=== Directive ===
Repeat each entry as written and leave the images out of the copy.

=== Supplied records ===
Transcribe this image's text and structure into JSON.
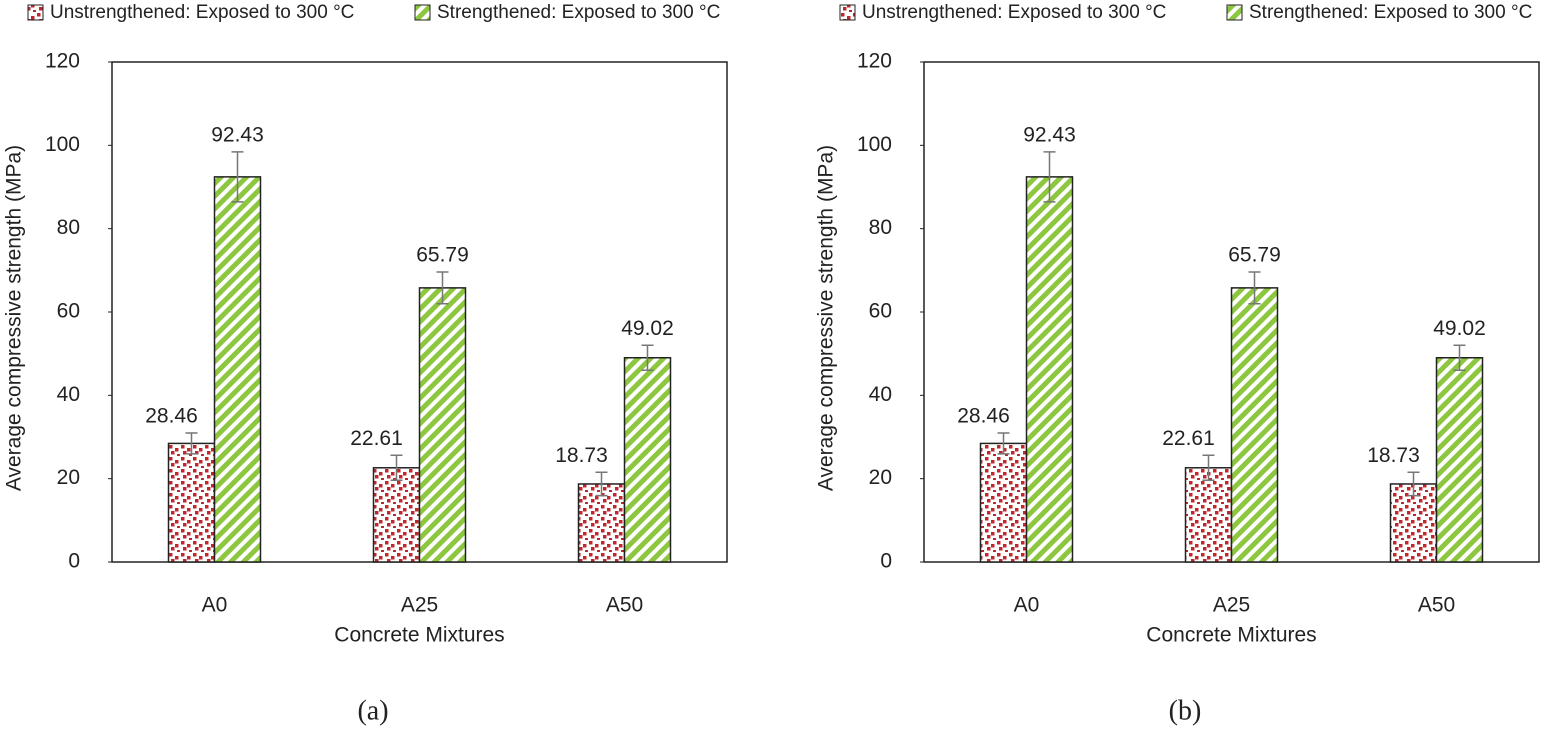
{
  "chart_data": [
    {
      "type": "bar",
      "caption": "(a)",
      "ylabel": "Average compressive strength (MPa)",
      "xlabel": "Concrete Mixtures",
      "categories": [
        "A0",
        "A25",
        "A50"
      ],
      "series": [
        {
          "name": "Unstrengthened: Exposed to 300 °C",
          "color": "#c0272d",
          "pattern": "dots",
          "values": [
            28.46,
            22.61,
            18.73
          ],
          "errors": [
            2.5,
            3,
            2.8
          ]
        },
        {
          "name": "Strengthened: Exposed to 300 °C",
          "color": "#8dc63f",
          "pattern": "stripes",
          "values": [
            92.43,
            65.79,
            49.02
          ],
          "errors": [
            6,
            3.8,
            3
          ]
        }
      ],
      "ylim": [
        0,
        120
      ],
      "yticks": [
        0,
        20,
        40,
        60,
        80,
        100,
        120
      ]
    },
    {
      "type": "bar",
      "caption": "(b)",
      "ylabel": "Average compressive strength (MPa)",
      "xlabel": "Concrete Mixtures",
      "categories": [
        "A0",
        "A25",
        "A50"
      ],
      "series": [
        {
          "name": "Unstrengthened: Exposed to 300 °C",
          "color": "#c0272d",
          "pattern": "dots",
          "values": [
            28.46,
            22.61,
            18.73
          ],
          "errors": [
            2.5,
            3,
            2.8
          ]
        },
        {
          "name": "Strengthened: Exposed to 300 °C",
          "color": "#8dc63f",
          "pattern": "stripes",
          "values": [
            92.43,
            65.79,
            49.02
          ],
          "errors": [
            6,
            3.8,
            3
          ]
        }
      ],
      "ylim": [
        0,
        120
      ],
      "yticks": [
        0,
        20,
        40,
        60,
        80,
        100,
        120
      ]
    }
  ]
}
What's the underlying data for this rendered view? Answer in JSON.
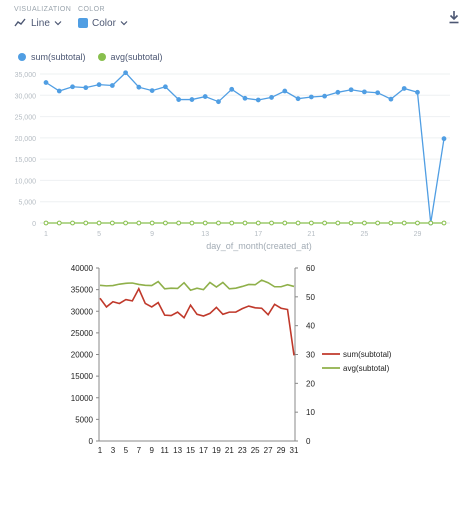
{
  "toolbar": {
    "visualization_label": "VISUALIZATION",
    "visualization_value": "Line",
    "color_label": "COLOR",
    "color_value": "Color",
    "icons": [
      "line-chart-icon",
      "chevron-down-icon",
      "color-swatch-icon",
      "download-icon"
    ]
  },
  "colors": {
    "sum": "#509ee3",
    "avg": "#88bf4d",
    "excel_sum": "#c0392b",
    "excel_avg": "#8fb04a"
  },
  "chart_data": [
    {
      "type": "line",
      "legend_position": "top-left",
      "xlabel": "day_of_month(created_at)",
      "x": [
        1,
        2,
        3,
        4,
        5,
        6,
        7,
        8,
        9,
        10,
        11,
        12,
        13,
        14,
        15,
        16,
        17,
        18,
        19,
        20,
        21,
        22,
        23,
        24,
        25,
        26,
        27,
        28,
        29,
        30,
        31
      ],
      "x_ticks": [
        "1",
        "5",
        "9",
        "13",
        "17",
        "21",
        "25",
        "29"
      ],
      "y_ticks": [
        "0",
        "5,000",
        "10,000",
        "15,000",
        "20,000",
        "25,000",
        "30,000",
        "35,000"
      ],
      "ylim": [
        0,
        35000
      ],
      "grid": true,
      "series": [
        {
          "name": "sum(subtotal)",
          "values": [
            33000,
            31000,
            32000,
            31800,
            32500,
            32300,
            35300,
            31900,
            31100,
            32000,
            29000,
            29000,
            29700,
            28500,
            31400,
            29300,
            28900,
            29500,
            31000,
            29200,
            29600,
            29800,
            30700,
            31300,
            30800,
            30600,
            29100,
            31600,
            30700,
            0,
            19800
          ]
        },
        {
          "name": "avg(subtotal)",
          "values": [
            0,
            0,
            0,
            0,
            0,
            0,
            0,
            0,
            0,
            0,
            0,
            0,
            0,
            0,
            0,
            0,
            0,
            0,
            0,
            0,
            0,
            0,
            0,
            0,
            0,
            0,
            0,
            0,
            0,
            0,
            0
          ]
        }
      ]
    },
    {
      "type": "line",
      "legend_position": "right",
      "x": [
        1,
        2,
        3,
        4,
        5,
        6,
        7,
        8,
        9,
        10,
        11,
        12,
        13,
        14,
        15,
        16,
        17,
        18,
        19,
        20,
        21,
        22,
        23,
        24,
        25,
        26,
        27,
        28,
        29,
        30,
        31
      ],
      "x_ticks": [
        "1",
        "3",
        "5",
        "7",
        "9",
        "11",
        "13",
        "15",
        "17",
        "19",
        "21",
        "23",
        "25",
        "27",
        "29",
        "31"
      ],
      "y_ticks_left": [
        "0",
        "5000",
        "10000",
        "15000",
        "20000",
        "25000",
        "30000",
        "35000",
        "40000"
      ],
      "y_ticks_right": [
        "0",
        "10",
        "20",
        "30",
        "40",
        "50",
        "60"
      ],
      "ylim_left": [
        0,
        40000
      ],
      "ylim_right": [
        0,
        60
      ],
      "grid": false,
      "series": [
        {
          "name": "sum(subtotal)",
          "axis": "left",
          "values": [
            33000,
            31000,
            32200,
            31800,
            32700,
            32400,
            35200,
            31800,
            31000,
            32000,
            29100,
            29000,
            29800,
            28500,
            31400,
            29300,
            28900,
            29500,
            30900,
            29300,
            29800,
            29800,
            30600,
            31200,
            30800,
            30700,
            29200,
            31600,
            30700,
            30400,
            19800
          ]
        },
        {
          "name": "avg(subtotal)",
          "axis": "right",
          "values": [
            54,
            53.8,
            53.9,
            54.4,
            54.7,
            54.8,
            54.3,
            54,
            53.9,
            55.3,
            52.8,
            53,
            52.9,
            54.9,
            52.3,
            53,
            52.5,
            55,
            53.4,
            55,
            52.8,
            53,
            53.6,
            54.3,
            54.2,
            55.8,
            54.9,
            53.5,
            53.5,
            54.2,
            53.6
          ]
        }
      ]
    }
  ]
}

=== Correct output ===
Transcribe this image's text and structure into JSON.
{
  "chart_data": [
    {
      "type": "bar",
      "caption": "(a)",
      "ylabel": "Average compressive strength (MPa)",
      "xlabel": "Concrete Mixtures",
      "categories": [
        "A0",
        "A25",
        "A50"
      ],
      "series": [
        {
          "name": "Unstrengthened: Exposed to 300 °C",
          "color": "#c0272d",
          "pattern": "dots",
          "values": [
            28.46,
            22.61,
            18.73
          ],
          "errors": [
            2.5,
            3,
            2.8
          ]
        },
        {
          "name": "Strengthened: Exposed to 300 °C",
          "color": "#8dc63f",
          "pattern": "stripes",
          "values": [
            92.43,
            65.79,
            49.02
          ],
          "errors": [
            6,
            3.8,
            3
          ]
        }
      ],
      "ylim": [
        0,
        120
      ],
      "yticks": [
        0,
        20,
        40,
        60,
        80,
        100,
        120
      ]
    },
    {
      "type": "bar",
      "caption": "(b)",
      "ylabel": "Average compressive strength (MPa)",
      "xlabel": "Concrete Mixtures",
      "categories": [
        "A0",
        "A25",
        "A50"
      ],
      "series": [
        {
          "name": "Unstrengthened: Exposed to 300 °C",
          "color": "#c0272d",
          "pattern": "dots",
          "values": [
            28.46,
            22.61,
            18.73
          ],
          "errors": [
            2.5,
            3,
            2.8
          ]
        },
        {
          "name": "Strengthened: Exposed to 300 °C",
          "color": "#8dc63f",
          "pattern": "stripes",
          "values": [
            92.43,
            65.79,
            49.02
          ],
          "errors": [
            6,
            3.8,
            3
          ]
        }
      ],
      "ylim": [
        0,
        120
      ],
      "yticks": [
        0,
        20,
        40,
        60,
        80,
        100,
        120
      ]
    }
  ]
}
What's the underlying data for this rendered view? Answer in JSON.
{
  "toolbar": {
    "visualization_label": "VISUALIZATION",
    "visualization_value": "Line",
    "color_label": "COLOR",
    "color_value": "Color",
    "icons": [
      "line-chart-icon",
      "chevron-down-icon",
      "color-swatch-icon",
      "download-icon"
    ]
  },
  "colors": {
    "sum": "#509ee3",
    "avg": "#88bf4d",
    "excel_sum": "#c0392b",
    "excel_avg": "#8fb04a"
  },
  "chart_data": [
    {
      "type": "line",
      "legend_position": "top-left",
      "xlabel": "day_of_month(created_at)",
      "x": [
        1,
        2,
        3,
        4,
        5,
        6,
        7,
        8,
        9,
        10,
        11,
        12,
        13,
        14,
        15,
        16,
        17,
        18,
        19,
        20,
        21,
        22,
        23,
        24,
        25,
        26,
        27,
        28,
        29,
        30,
        31
      ],
      "x_ticks": [
        "1",
        "5",
        "9",
        "13",
        "17",
        "21",
        "25",
        "29"
      ],
      "y_ticks": [
        "0",
        "5,000",
        "10,000",
        "15,000",
        "20,000",
        "25,000",
        "30,000",
        "35,000"
      ],
      "ylim": [
        0,
        35000
      ],
      "grid": true,
      "series": [
        {
          "name": "sum(subtotal)",
          "values": [
            33000,
            31000,
            32000,
            31800,
            32500,
            32300,
            35300,
            31900,
            31100,
            32000,
            29000,
            29000,
            29700,
            28500,
            31400,
            29300,
            28900,
            29500,
            31000,
            29200,
            29600,
            29800,
            30700,
            31300,
            30800,
            30600,
            29100,
            31600,
            30700,
            0,
            19800
          ]
        },
        {
          "name": "avg(subtotal)",
          "values": [
            0,
            0,
            0,
            0,
            0,
            0,
            0,
            0,
            0,
            0,
            0,
            0,
            0,
            0,
            0,
            0,
            0,
            0,
            0,
            0,
            0,
            0,
            0,
            0,
            0,
            0,
            0,
            0,
            0,
            0,
            0
          ]
        }
      ]
    },
    {
      "type": "line",
      "legend_position": "right",
      "x": [
        1,
        2,
        3,
        4,
        5,
        6,
        7,
        8,
        9,
        10,
        11,
        12,
        13,
        14,
        15,
        16,
        17,
        18,
        19,
        20,
        21,
        22,
        23,
        24,
        25,
        26,
        27,
        28,
        29,
        30,
        31
      ],
      "x_ticks": [
        "1",
        "3",
        "5",
        "7",
        "9",
        "11",
        "13",
        "15",
        "17",
        "19",
        "21",
        "23",
        "25",
        "27",
        "29",
        "31"
      ],
      "y_ticks_left": [
        "0",
        "5000",
        "10000",
        "15000",
        "20000",
        "25000",
        "30000",
        "35000",
        "40000"
      ],
      "y_ticks_right": [
        "0",
        "10",
        "20",
        "30",
        "40",
        "50",
        "60"
      ],
      "ylim_left": [
        0,
        40000
      ],
      "ylim_right": [
        0,
        60
      ],
      "grid": false,
      "series": [
        {
          "name": "sum(subtotal)",
          "axis": "left",
          "values": [
            33000,
            31000,
            32200,
            31800,
            32700,
            32400,
            35200,
            31800,
            31000,
            32000,
            29100,
            29000,
            29800,
            28500,
            31400,
            29300,
            28900,
            29500,
            30900,
            29300,
            29800,
            29800,
            30600,
            31200,
            30800,
            30700,
            29200,
            31600,
            30700,
            30400,
            19800
          ]
        },
        {
          "name": "avg(subtotal)",
          "axis": "right",
          "values": [
            54,
            53.8,
            53.9,
            54.4,
            54.7,
            54.8,
            54.3,
            54,
            53.9,
            55.3,
            52.8,
            53,
            52.9,
            54.9,
            52.3,
            53,
            52.5,
            55,
            53.4,
            55,
            52.8,
            53,
            53.6,
            54.3,
            54.2,
            55.8,
            54.9,
            53.5,
            53.5,
            54.2,
            53.6
          ]
        }
      ]
    }
  ]
}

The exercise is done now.